**Instructions to follow**
Look below and pull out each line with the word "стерилизующий".

Data records:
————

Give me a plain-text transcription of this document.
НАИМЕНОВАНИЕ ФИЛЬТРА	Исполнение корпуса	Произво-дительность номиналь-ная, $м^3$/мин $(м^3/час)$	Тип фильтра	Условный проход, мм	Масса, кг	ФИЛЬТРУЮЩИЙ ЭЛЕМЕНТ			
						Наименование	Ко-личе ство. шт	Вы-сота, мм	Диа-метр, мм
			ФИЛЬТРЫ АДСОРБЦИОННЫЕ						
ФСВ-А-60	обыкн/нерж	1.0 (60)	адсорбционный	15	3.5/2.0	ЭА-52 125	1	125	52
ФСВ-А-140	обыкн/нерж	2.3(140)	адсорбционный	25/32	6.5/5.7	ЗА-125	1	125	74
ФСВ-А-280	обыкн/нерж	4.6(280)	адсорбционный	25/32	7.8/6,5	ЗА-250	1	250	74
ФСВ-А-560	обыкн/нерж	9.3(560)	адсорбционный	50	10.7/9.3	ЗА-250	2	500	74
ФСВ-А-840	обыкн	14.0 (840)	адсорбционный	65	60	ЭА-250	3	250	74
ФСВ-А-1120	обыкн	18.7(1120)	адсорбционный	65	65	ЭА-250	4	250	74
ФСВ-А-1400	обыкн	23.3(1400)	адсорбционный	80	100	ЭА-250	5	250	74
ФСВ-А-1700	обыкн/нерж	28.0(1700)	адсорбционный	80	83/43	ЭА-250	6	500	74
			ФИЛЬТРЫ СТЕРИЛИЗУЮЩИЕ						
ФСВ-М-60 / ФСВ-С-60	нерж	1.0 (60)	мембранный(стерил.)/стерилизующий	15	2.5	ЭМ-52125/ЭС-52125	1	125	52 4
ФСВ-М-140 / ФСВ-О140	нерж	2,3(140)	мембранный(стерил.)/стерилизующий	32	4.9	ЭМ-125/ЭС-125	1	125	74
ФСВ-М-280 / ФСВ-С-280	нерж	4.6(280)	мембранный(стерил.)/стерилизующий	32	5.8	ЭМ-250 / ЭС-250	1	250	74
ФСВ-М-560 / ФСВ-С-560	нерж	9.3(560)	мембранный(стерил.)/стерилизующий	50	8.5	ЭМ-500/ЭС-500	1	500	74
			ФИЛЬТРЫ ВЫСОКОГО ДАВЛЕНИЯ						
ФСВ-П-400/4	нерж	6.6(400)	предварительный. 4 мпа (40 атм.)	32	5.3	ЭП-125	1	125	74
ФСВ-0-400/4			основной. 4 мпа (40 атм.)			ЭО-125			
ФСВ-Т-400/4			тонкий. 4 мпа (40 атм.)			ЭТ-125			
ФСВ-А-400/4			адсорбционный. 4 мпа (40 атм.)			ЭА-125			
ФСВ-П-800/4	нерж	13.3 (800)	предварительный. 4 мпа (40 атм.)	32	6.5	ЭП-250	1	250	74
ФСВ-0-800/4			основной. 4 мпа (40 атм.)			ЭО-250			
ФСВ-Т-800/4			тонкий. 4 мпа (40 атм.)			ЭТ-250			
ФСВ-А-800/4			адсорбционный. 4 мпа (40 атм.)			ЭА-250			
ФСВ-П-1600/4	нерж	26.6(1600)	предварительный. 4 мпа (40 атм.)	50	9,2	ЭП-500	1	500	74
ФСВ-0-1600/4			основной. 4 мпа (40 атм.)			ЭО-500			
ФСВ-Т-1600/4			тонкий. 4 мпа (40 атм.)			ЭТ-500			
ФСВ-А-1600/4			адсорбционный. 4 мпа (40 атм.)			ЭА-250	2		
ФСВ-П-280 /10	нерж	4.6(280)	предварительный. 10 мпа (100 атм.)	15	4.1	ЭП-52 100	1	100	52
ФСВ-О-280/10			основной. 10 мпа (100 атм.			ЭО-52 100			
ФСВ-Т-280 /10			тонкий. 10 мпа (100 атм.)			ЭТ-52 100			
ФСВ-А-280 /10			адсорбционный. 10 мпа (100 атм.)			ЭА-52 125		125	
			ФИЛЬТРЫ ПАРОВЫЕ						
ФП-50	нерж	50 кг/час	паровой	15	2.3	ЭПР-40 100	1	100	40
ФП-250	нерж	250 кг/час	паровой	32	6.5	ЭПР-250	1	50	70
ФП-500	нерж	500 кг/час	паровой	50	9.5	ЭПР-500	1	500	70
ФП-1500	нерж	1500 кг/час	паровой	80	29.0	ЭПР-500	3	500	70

————

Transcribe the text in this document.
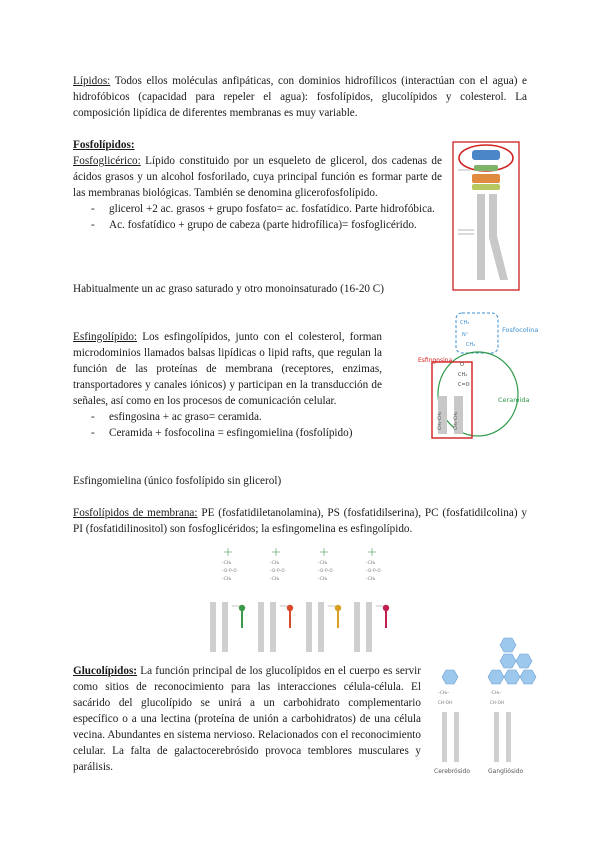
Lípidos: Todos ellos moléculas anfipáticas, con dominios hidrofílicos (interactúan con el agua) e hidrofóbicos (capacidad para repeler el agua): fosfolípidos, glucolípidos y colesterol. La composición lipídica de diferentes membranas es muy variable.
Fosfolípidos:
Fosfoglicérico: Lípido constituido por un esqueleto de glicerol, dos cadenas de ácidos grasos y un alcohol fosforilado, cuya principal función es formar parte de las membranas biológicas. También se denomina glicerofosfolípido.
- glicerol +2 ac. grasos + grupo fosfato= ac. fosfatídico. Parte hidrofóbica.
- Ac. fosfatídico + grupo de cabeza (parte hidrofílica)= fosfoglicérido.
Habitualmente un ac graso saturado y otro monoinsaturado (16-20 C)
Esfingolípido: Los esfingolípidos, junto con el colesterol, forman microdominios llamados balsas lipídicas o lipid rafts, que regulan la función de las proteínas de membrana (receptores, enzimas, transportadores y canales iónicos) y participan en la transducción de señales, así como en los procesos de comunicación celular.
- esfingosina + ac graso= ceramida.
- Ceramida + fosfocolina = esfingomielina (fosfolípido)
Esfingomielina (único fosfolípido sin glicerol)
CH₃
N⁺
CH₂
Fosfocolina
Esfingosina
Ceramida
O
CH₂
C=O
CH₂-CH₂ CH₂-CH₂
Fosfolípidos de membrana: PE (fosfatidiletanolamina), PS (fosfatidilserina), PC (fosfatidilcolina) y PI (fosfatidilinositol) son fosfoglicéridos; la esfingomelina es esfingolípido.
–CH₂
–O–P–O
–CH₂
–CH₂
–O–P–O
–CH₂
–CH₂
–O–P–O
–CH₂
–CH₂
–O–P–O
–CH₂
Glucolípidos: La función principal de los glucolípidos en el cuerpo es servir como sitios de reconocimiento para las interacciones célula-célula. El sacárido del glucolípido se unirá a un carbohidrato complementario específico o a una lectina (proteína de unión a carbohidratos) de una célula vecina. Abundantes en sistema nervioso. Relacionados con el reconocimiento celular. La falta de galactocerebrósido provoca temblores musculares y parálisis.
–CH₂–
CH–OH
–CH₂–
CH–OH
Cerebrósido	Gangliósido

————

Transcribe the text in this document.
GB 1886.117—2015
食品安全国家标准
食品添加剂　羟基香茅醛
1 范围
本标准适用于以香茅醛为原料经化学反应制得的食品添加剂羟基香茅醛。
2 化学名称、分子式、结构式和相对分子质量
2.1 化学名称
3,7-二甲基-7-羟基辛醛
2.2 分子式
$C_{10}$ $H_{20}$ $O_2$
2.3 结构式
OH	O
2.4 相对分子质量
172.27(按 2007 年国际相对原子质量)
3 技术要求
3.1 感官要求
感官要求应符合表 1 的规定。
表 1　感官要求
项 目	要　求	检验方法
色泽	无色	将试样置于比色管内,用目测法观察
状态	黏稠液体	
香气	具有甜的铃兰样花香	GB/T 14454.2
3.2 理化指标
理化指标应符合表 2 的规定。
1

————

**Full output**
ФСВ-М-60 / ФСВ-С-60	нерж	1.0 (60)	мембранный(стерил.)/стерилизующий	15	2.5	ЭМ-52125/ЭС-52125	1	125	52 4
ФСВ-М-140 / ФСВ-О140	нерж	2,3(140)	мембранный(стерил.)/стерилизующий	32	4.9	ЭМ-125/ЭС-125	1	125	74
ФСВ-М-280 / ФСВ-С-280	нерж	4.6(280)	мембранный(стерил.)/стерилизующий	32	5.8	ЭМ-250 / ЭС-250	1	250	74
ФСВ-М-560 / ФСВ-С-560	нерж	9.3(560)	мембранный(стерил.)/стерилизующий	50	8.5	ЭМ-500/ЭС-500	1	500	74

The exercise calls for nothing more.